**Short problem**. Locate the lines where "down" occurs and copy them as they stand.

Stored items:
+ + +
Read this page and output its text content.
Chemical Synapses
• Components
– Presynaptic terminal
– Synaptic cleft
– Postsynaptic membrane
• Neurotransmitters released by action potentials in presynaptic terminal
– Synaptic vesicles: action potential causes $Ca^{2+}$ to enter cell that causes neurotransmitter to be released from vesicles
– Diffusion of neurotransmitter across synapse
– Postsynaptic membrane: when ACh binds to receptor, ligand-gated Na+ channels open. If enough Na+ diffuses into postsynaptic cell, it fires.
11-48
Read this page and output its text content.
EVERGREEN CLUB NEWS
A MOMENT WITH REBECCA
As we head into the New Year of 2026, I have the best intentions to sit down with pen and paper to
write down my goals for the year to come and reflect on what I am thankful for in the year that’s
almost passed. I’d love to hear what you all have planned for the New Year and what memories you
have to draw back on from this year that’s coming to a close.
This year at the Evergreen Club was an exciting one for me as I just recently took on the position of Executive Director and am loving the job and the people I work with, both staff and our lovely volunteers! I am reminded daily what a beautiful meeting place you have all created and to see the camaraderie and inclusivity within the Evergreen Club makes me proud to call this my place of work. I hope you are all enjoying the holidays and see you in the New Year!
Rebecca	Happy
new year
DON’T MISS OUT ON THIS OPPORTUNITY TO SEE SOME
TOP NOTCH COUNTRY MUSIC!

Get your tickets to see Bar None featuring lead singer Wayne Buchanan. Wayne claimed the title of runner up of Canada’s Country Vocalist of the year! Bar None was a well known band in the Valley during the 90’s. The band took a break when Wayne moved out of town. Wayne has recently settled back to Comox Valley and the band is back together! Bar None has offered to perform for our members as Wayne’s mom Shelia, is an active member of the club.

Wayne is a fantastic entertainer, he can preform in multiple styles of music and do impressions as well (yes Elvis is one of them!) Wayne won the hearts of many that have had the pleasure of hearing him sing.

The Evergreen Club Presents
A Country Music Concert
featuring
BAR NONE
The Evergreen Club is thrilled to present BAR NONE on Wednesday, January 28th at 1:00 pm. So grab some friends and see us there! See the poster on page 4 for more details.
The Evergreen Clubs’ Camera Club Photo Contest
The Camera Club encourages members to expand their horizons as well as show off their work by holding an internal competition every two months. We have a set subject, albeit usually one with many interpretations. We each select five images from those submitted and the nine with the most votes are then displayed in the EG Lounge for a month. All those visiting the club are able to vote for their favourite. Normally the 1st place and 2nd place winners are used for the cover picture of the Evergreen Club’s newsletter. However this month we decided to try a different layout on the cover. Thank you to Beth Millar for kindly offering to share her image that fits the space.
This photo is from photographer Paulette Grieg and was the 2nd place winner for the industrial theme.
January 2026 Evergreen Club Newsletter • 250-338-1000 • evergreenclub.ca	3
+ + +
**Answer to the task**.
As we head into the New Year of 2026, I have the best intentions to sit down with pen and paper to
write down my goals for the year to come and reflect on what I am thankful for in the year that’s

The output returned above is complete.